_What to work on_
Exactly the lines from the line that has "Enumerate this screenshot's" through the final line below are to be retyped, and the pictures are not.

▶

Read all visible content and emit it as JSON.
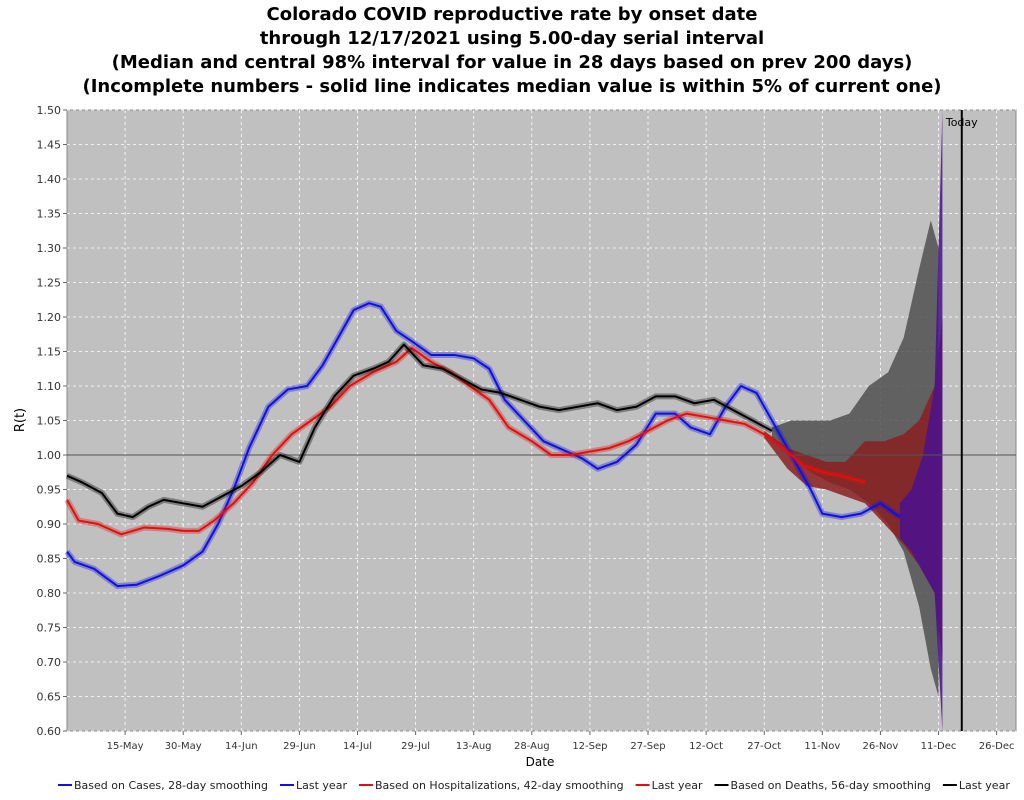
{
  "chart_data": {
    "type": "line",
    "title_lines": [
      "Colorado COVID reproductive rate by onset date",
      "through 12/17/2021 using 5.00-day serial interval",
      "(Median and central 98% interval for value in 28 days based on prev 200 days)",
      "(Incomplete numbers - solid line indicates median value is within 5% of current one)"
    ],
    "xlabel": "Date",
    "ylabel": "R(t)",
    "x_start": "2021-04-30",
    "x_end": "2021-12-31",
    "ylim": [
      0.6,
      1.5
    ],
    "yticks": [
      "0.60",
      "0.65",
      "0.70",
      "0.75",
      "0.80",
      "0.85",
      "0.90",
      "0.95",
      "1.00",
      "1.05",
      "1.10",
      "1.15",
      "1.20",
      "1.25",
      "1.30",
      "1.35",
      "1.40",
      "1.45",
      "1.50"
    ],
    "xticks": [
      {
        "date": "2021-05-15",
        "label": "15-May"
      },
      {
        "date": "2021-05-30",
        "label": "30-May"
      },
      {
        "date": "2021-06-14",
        "label": "14-Jun"
      },
      {
        "date": "2021-06-29",
        "label": "29-Jun"
      },
      {
        "date": "2021-07-14",
        "label": "14-Jul"
      },
      {
        "date": "2021-07-29",
        "label": "29-Jul"
      },
      {
        "date": "2021-08-13",
        "label": "13-Aug"
      },
      {
        "date": "2021-08-28",
        "label": "28-Aug"
      },
      {
        "date": "2021-09-12",
        "label": "12-Sep"
      },
      {
        "date": "2021-09-27",
        "label": "27-Sep"
      },
      {
        "date": "2021-10-12",
        "label": "12-Oct"
      },
      {
        "date": "2021-10-27",
        "label": "27-Oct"
      },
      {
        "date": "2021-11-11",
        "label": "11-Nov"
      },
      {
        "date": "2021-11-26",
        "label": "26-Nov"
      },
      {
        "date": "2021-12-11",
        "label": "11-Dec"
      },
      {
        "date": "2021-12-26",
        "label": "26-Dec"
      }
    ],
    "grid": true,
    "reference_line": {
      "y": 1.0,
      "color": "#555555"
    },
    "today": {
      "date": "2021-12-17",
      "label": "Today"
    },
    "colors": {
      "background": "#c0c0c0",
      "cases": "#1010e0",
      "hosp": "#e01010",
      "deaths": "#000000",
      "deaths_band": "#505050",
      "hosp_band": "#8a2020",
      "cases_band": "#4a1090"
    },
    "series": [
      {
        "name": "Based on Cases, 28-day smoothing",
        "color": "#1010e0",
        "points": [
          [
            "2021-04-30",
            0.86
          ],
          [
            "2021-05-02",
            0.845
          ],
          [
            "2021-05-07",
            0.835
          ],
          [
            "2021-05-13",
            0.81
          ],
          [
            "2021-05-18",
            0.812
          ],
          [
            "2021-05-24",
            0.825
          ],
          [
            "2021-05-30",
            0.84
          ],
          [
            "2021-06-04",
            0.86
          ],
          [
            "2021-06-08",
            0.9
          ],
          [
            "2021-06-12",
            0.95
          ],
          [
            "2021-06-16",
            1.01
          ],
          [
            "2021-06-21",
            1.07
          ],
          [
            "2021-06-26",
            1.095
          ],
          [
            "2021-07-01",
            1.1
          ],
          [
            "2021-07-05",
            1.13
          ],
          [
            "2021-07-09",
            1.17
          ],
          [
            "2021-07-13",
            1.21
          ],
          [
            "2021-07-17",
            1.22
          ],
          [
            "2021-07-20",
            1.215
          ],
          [
            "2021-07-24",
            1.18
          ],
          [
            "2021-07-28",
            1.165
          ],
          [
            "2021-08-02",
            1.145
          ],
          [
            "2021-08-08",
            1.145
          ],
          [
            "2021-08-13",
            1.14
          ],
          [
            "2021-08-17",
            1.125
          ],
          [
            "2021-08-21",
            1.08
          ],
          [
            "2021-08-26",
            1.05
          ],
          [
            "2021-08-31",
            1.02
          ],
          [
            "2021-09-04",
            1.01
          ],
          [
            "2021-09-10",
            0.995
          ],
          [
            "2021-09-14",
            0.98
          ],
          [
            "2021-09-19",
            0.99
          ],
          [
            "2021-09-24",
            1.015
          ],
          [
            "2021-09-29",
            1.06
          ],
          [
            "2021-10-04",
            1.06
          ],
          [
            "2021-10-08",
            1.04
          ],
          [
            "2021-10-13",
            1.03
          ],
          [
            "2021-10-17",
            1.07
          ],
          [
            "2021-10-21",
            1.1
          ],
          [
            "2021-10-25",
            1.09
          ],
          [
            "2021-10-29",
            1.05
          ],
          [
            "2021-11-03",
            1.0
          ],
          [
            "2021-11-08",
            0.95
          ],
          [
            "2021-11-11",
            0.915
          ],
          [
            "2021-11-16",
            0.91
          ],
          [
            "2021-11-21",
            0.915
          ],
          [
            "2021-11-26",
            0.93
          ],
          [
            "2021-12-01",
            0.91
          ]
        ]
      },
      {
        "name": "Last year",
        "color": "#1010e0",
        "points": []
      },
      {
        "name": "Based on Hospitalizations, 42-day smoothing",
        "color": "#e01010",
        "points": [
          [
            "2021-04-30",
            0.935
          ],
          [
            "2021-05-03",
            0.905
          ],
          [
            "2021-05-08",
            0.9
          ],
          [
            "2021-05-14",
            0.885
          ],
          [
            "2021-05-20",
            0.895
          ],
          [
            "2021-05-26",
            0.893
          ],
          [
            "2021-05-30",
            0.89
          ],
          [
            "2021-06-03",
            0.89
          ],
          [
            "2021-06-07",
            0.905
          ],
          [
            "2021-06-12",
            0.93
          ],
          [
            "2021-06-17",
            0.96
          ],
          [
            "2021-06-22",
            1.0
          ],
          [
            "2021-06-27",
            1.03
          ],
          [
            "2021-07-02",
            1.05
          ],
          [
            "2021-07-07",
            1.07
          ],
          [
            "2021-07-12",
            1.1
          ],
          [
            "2021-07-18",
            1.12
          ],
          [
            "2021-07-24",
            1.135
          ],
          [
            "2021-07-28",
            1.155
          ],
          [
            "2021-08-02",
            1.135
          ],
          [
            "2021-08-07",
            1.12
          ],
          [
            "2021-08-12",
            1.1
          ],
          [
            "2021-08-17",
            1.08
          ],
          [
            "2021-08-22",
            1.04
          ],
          [
            "2021-08-28",
            1.02
          ],
          [
            "2021-09-02",
            1.0
          ],
          [
            "2021-09-07",
            1.0
          ],
          [
            "2021-09-12",
            1.005
          ],
          [
            "2021-09-17",
            1.01
          ],
          [
            "2021-09-22",
            1.02
          ],
          [
            "2021-09-27",
            1.035
          ],
          [
            "2021-10-02",
            1.05
          ],
          [
            "2021-10-07",
            1.06
          ],
          [
            "2021-10-12",
            1.055
          ],
          [
            "2021-10-17",
            1.05
          ],
          [
            "2021-10-22",
            1.045
          ],
          [
            "2021-10-27",
            1.03
          ],
          [
            "2021-11-01",
            1.01
          ],
          [
            "2021-11-06",
            0.985
          ],
          [
            "2021-11-11",
            0.975
          ],
          [
            "2021-11-16",
            0.97
          ],
          [
            "2021-11-22",
            0.96
          ]
        ]
      },
      {
        "name": "Last year",
        "color": "#e01010",
        "points": []
      },
      {
        "name": "Based on Deaths, 56-day smoothing",
        "color": "#000000",
        "points": [
          [
            "2021-04-30",
            0.97
          ],
          [
            "2021-05-04",
            0.96
          ],
          [
            "2021-05-09",
            0.945
          ],
          [
            "2021-05-13",
            0.915
          ],
          [
            "2021-05-17",
            0.91
          ],
          [
            "2021-05-21",
            0.925
          ],
          [
            "2021-05-25",
            0.935
          ],
          [
            "2021-05-30",
            0.93
          ],
          [
            "2021-06-04",
            0.925
          ],
          [
            "2021-06-09",
            0.94
          ],
          [
            "2021-06-14",
            0.955
          ],
          [
            "2021-06-19",
            0.975
          ],
          [
            "2021-06-24",
            1.0
          ],
          [
            "2021-06-29",
            0.99
          ],
          [
            "2021-07-03",
            1.04
          ],
          [
            "2021-07-08",
            1.085
          ],
          [
            "2021-07-13",
            1.115
          ],
          [
            "2021-07-18",
            1.125
          ],
          [
            "2021-07-22",
            1.135
          ],
          [
            "2021-07-26",
            1.16
          ],
          [
            "2021-07-31",
            1.13
          ],
          [
            "2021-08-05",
            1.125
          ],
          [
            "2021-08-10",
            1.11
          ],
          [
            "2021-08-15",
            1.095
          ],
          [
            "2021-08-20",
            1.09
          ],
          [
            "2021-08-25",
            1.08
          ],
          [
            "2021-08-30",
            1.07
          ],
          [
            "2021-09-04",
            1.065
          ],
          [
            "2021-09-09",
            1.07
          ],
          [
            "2021-09-14",
            1.075
          ],
          [
            "2021-09-19",
            1.065
          ],
          [
            "2021-09-24",
            1.07
          ],
          [
            "2021-09-29",
            1.085
          ],
          [
            "2021-10-04",
            1.085
          ],
          [
            "2021-10-09",
            1.075
          ],
          [
            "2021-10-14",
            1.08
          ],
          [
            "2021-10-19",
            1.065
          ],
          [
            "2021-10-24",
            1.05
          ],
          [
            "2021-10-29",
            1.035
          ]
        ]
      },
      {
        "name": "Last year",
        "color": "#000000",
        "points": []
      }
    ],
    "bands": [
      {
        "name": "deaths-interval",
        "color": "#505050",
        "points": [
          [
            "2021-10-29",
            1.04,
            1.02
          ],
          [
            "2021-11-03",
            1.05,
            1.0
          ],
          [
            "2021-11-08",
            1.05,
            0.975
          ],
          [
            "2021-11-13",
            1.05,
            0.96
          ],
          [
            "2021-11-18",
            1.06,
            0.95
          ],
          [
            "2021-11-23",
            1.1,
            0.93
          ],
          [
            "2021-11-28",
            1.12,
            0.9
          ],
          [
            "2021-12-02",
            1.17,
            0.86
          ],
          [
            "2021-12-06",
            1.27,
            0.78
          ],
          [
            "2021-12-09",
            1.34,
            0.69
          ],
          [
            "2021-12-11",
            1.3,
            0.65
          ]
        ]
      },
      {
        "name": "hosp-interval",
        "color": "#8a2020",
        "points": [
          [
            "2021-10-27",
            1.035,
            1.025
          ],
          [
            "2021-11-02",
            1.01,
            0.98
          ],
          [
            "2021-11-07",
            1.0,
            0.955
          ],
          [
            "2021-11-12",
            0.99,
            0.95
          ],
          [
            "2021-11-17",
            0.99,
            0.94
          ],
          [
            "2021-11-22",
            1.02,
            0.93
          ],
          [
            "2021-11-27",
            1.02,
            0.9
          ],
          [
            "2021-12-02",
            1.03,
            0.87
          ],
          [
            "2021-12-06",
            1.05,
            0.84
          ],
          [
            "2021-12-10",
            1.1,
            0.8
          ],
          [
            "2021-12-12",
            1.2,
            0.7
          ]
        ]
      },
      {
        "name": "cases-interval",
        "color": "#4a1090",
        "points": [
          [
            "2021-12-01",
            0.93,
            0.88
          ],
          [
            "2021-12-04",
            0.95,
            0.86
          ],
          [
            "2021-12-07",
            1.0,
            0.83
          ],
          [
            "2021-12-10",
            1.1,
            0.8
          ],
          [
            "2021-12-12",
            1.5,
            0.6
          ]
        ]
      }
    ],
    "legend": {
      "placement": "bottom"
    }
  }
}
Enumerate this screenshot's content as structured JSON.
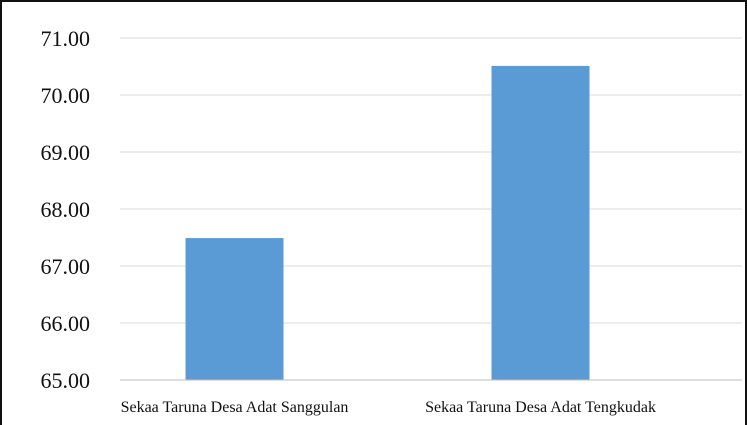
{
  "chart_data": {
    "type": "bar",
    "categories": [
      "Sekaa Taruna Desa Adat Sanggulan",
      "Sekaa Taruna Desa Adat Tengkudak"
    ],
    "values": [
      67.49,
      70.51
    ],
    "ylim": [
      65,
      71
    ],
    "yticks": [
      "65.00",
      "66.00",
      "67.00",
      "68.00",
      "69.00",
      "70.00",
      "71.00"
    ],
    "title": "",
    "xlabel": "",
    "ylabel": "",
    "grid": true,
    "legend": "none",
    "bar_color": "#5B9BD5",
    "grid_color": "#D9D9D9",
    "axis_color": "#BFBFBF",
    "text_color": "#111111"
  }
}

◀

_Response_
Enumerate this screenshot's content as structured JSON.
{
  "chart_data": {
    "type": "bar",
    "categories": [
      "Sekaa Taruna Desa Adat Sanggulan",
      "Sekaa Taruna Desa Adat Tengkudak"
    ],
    "values": [
      67.49,
      70.51
    ],
    "ylim": [
      65,
      71
    ],
    "yticks": [
      "65.00",
      "66.00",
      "67.00",
      "68.00",
      "69.00",
      "70.00",
      "71.00"
    ],
    "title": "",
    "xlabel": "",
    "ylabel": "",
    "grid": true,
    "legend": "none",
    "bar_color": "#5B9BD5",
    "grid_color": "#D9D9D9",
    "axis_color": "#BFBFBF",
    "text_color": "#111111"
  }
}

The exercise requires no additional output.